Required task.
Without omitting anything, return the records precisely as given.

Input.
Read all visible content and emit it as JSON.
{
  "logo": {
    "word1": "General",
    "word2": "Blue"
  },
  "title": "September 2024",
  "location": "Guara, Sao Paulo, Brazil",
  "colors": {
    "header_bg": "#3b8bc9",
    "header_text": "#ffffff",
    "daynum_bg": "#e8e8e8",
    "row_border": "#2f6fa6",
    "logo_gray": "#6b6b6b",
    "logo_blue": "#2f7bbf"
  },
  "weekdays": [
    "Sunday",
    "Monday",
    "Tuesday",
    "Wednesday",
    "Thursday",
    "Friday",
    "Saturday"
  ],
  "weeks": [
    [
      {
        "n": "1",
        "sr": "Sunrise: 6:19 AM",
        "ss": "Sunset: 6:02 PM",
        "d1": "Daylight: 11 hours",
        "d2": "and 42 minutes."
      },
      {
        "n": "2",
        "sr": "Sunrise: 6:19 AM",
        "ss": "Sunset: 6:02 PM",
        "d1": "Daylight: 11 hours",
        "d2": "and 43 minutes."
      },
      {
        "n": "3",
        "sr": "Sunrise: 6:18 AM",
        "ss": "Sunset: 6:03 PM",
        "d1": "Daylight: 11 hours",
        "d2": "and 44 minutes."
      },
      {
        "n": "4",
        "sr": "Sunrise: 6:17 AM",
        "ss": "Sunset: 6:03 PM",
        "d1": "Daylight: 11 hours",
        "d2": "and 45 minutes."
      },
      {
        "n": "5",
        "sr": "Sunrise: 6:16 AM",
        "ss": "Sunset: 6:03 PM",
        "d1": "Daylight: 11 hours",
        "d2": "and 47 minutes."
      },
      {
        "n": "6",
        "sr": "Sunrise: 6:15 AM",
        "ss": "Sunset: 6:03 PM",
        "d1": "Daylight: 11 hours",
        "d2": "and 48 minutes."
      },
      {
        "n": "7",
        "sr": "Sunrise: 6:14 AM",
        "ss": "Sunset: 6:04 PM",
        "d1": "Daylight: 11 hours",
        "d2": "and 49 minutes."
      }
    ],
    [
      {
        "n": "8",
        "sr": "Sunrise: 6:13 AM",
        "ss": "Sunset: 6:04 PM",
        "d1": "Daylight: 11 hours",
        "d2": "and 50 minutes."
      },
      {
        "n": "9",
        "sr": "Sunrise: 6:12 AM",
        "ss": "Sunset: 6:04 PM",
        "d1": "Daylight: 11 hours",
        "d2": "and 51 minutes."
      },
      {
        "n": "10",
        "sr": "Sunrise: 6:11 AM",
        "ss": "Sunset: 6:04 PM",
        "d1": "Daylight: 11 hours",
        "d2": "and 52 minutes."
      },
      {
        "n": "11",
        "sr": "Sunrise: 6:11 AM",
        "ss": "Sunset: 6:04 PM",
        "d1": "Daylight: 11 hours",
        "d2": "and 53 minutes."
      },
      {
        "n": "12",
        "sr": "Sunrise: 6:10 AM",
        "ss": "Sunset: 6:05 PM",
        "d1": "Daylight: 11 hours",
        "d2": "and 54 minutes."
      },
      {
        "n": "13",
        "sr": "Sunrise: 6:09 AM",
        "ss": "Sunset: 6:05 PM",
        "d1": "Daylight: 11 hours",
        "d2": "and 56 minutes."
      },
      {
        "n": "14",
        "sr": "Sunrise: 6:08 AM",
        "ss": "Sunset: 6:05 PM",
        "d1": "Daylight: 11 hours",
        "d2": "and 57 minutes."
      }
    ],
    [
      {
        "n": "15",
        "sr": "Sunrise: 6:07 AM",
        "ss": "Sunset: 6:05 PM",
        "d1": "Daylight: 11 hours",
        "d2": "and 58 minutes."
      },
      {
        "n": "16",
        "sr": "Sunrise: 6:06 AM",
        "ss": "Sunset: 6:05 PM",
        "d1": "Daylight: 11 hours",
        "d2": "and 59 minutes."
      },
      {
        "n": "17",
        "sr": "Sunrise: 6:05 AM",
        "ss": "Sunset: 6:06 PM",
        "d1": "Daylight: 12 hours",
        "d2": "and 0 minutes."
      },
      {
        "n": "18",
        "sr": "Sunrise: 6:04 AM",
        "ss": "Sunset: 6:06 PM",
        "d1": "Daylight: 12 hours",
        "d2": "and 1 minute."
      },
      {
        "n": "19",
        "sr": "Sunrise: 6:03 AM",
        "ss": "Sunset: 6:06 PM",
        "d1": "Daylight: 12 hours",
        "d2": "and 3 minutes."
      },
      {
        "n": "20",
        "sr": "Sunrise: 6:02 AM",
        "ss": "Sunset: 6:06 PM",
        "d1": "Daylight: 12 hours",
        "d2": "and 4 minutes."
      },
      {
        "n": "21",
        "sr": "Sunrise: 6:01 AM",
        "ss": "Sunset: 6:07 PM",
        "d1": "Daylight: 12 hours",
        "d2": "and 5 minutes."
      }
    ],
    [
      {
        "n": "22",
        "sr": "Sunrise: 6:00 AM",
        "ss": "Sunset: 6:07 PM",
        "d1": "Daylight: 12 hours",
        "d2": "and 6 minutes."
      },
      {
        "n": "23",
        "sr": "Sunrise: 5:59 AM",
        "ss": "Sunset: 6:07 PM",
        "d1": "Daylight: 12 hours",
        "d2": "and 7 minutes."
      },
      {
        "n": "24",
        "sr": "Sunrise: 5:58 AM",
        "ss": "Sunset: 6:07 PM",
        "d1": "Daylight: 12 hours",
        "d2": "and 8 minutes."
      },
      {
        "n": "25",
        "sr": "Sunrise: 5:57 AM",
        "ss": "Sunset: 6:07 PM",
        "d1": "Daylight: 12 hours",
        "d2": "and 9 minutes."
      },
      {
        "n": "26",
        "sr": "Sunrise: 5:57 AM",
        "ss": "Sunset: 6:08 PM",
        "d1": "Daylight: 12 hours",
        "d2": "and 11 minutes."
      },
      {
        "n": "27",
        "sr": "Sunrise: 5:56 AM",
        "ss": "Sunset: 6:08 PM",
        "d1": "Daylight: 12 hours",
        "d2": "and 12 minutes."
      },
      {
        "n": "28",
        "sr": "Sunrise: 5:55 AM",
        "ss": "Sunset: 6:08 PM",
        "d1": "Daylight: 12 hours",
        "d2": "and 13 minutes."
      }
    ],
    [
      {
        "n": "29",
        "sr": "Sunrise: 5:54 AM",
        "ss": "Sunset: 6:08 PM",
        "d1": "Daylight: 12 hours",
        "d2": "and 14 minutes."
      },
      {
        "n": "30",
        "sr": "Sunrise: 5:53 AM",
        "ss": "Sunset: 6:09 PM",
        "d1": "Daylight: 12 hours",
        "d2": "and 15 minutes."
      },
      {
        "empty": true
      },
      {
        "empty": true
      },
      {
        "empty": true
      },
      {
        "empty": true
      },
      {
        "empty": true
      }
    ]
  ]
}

Result.
Read all visible content and emit it as JSON.
{
  "logo": {
    "word1": "General",
    "word2": "Blue"
  },
  "title": "September 2024",
  "location": "Guara, Sao Paulo, Brazil",
  "colors": {
    "header_bg": "#3b8bc9",
    "header_text": "#ffffff",
    "daynum_bg": "#e8e8e8",
    "row_border": "#2f6fa6",
    "logo_gray": "#6b6b6b",
    "logo_blue": "#2f7bbf"
  },
  "weekdays": [
    "Sunday",
    "Monday",
    "Tuesday",
    "Wednesday",
    "Thursday",
    "Friday",
    "Saturday"
  ],
  "weeks": [
    [
      {
        "n": "1",
        "sr": "Sunrise: 6:19 AM",
        "ss": "Sunset: 6:02 PM",
        "d1": "Daylight: 11 hours",
        "d2": "and 42 minutes."
      },
      {
        "n": "2",
        "sr": "Sunrise: 6:19 AM",
        "ss": "Sunset: 6:02 PM",
        "d1": "Daylight: 11 hours",
        "d2": "and 43 minutes."
      },
      {
        "n": "3",
        "sr": "Sunrise: 6:18 AM",
        "ss": "Sunset: 6:03 PM",
        "d1": "Daylight: 11 hours",
        "d2": "and 44 minutes."
      },
      {
        "n": "4",
        "sr": "Sunrise: 6:17 AM",
        "ss": "Sunset: 6:03 PM",
        "d1": "Daylight: 11 hours",
        "d2": "and 45 minutes."
      },
      {
        "n": "5",
        "sr": "Sunrise: 6:16 AM",
        "ss": "Sunset: 6:03 PM",
        "d1": "Daylight: 11 hours",
        "d2": "and 47 minutes."
      },
      {
        "n": "6",
        "sr": "Sunrise: 6:15 AM",
        "ss": "Sunset: 6:03 PM",
        "d1": "Daylight: 11 hours",
        "d2": "and 48 minutes."
      },
      {
        "n": "7",
        "sr": "Sunrise: 6:14 AM",
        "ss": "Sunset: 6:04 PM",
        "d1": "Daylight: 11 hours",
        "d2": "and 49 minutes."
      }
    ],
    [
      {
        "n": "8",
        "sr": "Sunrise: 6:13 AM",
        "ss": "Sunset: 6:04 PM",
        "d1": "Daylight: 11 hours",
        "d2": "and 50 minutes."
      },
      {
        "n": "9",
        "sr": "Sunrise: 6:12 AM",
        "ss": "Sunset: 6:04 PM",
        "d1": "Daylight: 11 hours",
        "d2": "and 51 minutes."
      },
      {
        "n": "10",
        "sr": "Sunrise: 6:11 AM",
        "ss": "Sunset: 6:04 PM",
        "d1": "Daylight: 11 hours",
        "d2": "and 52 minutes."
      },
      {
        "n": "11",
        "sr": "Sunrise: 6:11 AM",
        "ss": "Sunset: 6:04 PM",
        "d1": "Daylight: 11 hours",
        "d2": "and 53 minutes."
      },
      {
        "n": "12",
        "sr": "Sunrise: 6:10 AM",
        "ss": "Sunset: 6:05 PM",
        "d1": "Daylight: 11 hours",
        "d2": "and 54 minutes."
      },
      {
        "n": "13",
        "sr": "Sunrise: 6:09 AM",
        "ss": "Sunset: 6:05 PM",
        "d1": "Daylight: 11 hours",
        "d2": "and 56 minutes."
      },
      {
        "n": "14",
        "sr": "Sunrise: 6:08 AM",
        "ss": "Sunset: 6:05 PM",
        "d1": "Daylight: 11 hours",
        "d2": "and 57 minutes."
      }
    ],
    [
      {
        "n": "15",
        "sr": "Sunrise: 6:07 AM",
        "ss": "Sunset: 6:05 PM",
        "d1": "Daylight: 11 hours",
        "d2": "and 58 minutes."
      },
      {
        "n": "16",
        "sr": "Sunrise: 6:06 AM",
        "ss": "Sunset: 6:05 PM",
        "d1": "Daylight: 11 hours",
        "d2": "and 59 minutes."
      },
      {
        "n": "17",
        "sr": "Sunrise: 6:05 AM",
        "ss": "Sunset: 6:06 PM",
        "d1": "Daylight: 12 hours",
        "d2": "and 0 minutes."
      },
      {
        "n": "18",
        "sr": "Sunrise: 6:04 AM",
        "ss": "Sunset: 6:06 PM",
        "d1": "Daylight: 12 hours",
        "d2": "and 1 minute."
      },
      {
        "n": "19",
        "sr": "Sunrise: 6:03 AM",
        "ss": "Sunset: 6:06 PM",
        "d1": "Daylight: 12 hours",
        "d2": "and 3 minutes."
      },
      {
        "n": "20",
        "sr": "Sunrise: 6:02 AM",
        "ss": "Sunset: 6:06 PM",
        "d1": "Daylight: 12 hours",
        "d2": "and 4 minutes."
      },
      {
        "n": "21",
        "sr": "Sunrise: 6:01 AM",
        "ss": "Sunset: 6:07 PM",
        "d1": "Daylight: 12 hours",
        "d2": "and 5 minutes."
      }
    ],
    [
      {
        "n": "22",
        "sr": "Sunrise: 6:00 AM",
        "ss": "Sunset: 6:07 PM",
        "d1": "Daylight: 12 hours",
        "d2": "and 6 minutes."
      },
      {
        "n": "23",
        "sr": "Sunrise: 5:59 AM",
        "ss": "Sunset: 6:07 PM",
        "d1": "Daylight: 12 hours",
        "d2": "and 7 minutes."
      },
      {
        "n": "24",
        "sr": "Sunrise: 5:58 AM",
        "ss": "Sunset: 6:07 PM",
        "d1": "Daylight: 12 hours",
        "d2": "and 8 minutes."
      },
      {
        "n": "25",
        "sr": "Sunrise: 5:57 AM",
        "ss": "Sunset: 6:07 PM",
        "d1": "Daylight: 12 hours",
        "d2": "and 9 minutes."
      },
      {
        "n": "26",
        "sr": "Sunrise: 5:57 AM",
        "ss": "Sunset: 6:08 PM",
        "d1": "Daylight: 12 hours",
        "d2": "and 11 minutes."
      },
      {
        "n": "27",
        "sr": "Sunrise: 5:56 AM",
        "ss": "Sunset: 6:08 PM",
        "d1": "Daylight: 12 hours",
        "d2": "and 12 minutes."
      },
      {
        "n": "28",
        "sr": "Sunrise: 5:55 AM",
        "ss": "Sunset: 6:08 PM",
        "d1": "Daylight: 12 hours",
        "d2": "and 13 minutes."
      }
    ],
    [
      {
        "n": "29",
        "sr": "Sunrise: 5:54 AM",
        "ss": "Sunset: 6:08 PM",
        "d1": "Daylight: 12 hours",
        "d2": "and 14 minutes."
      },
      {
        "n": "30",
        "sr": "Sunrise: 5:53 AM",
        "ss": "Sunset: 6:09 PM",
        "d1": "Daylight: 12 hours",
        "d2": "and 15 minutes."
      },
      {
        "empty": true
      },
      {
        "empty": true
      },
      {
        "empty": true
      },
      {
        "empty": true
      },
      {
        "empty": true
      }
    ]
  ]
}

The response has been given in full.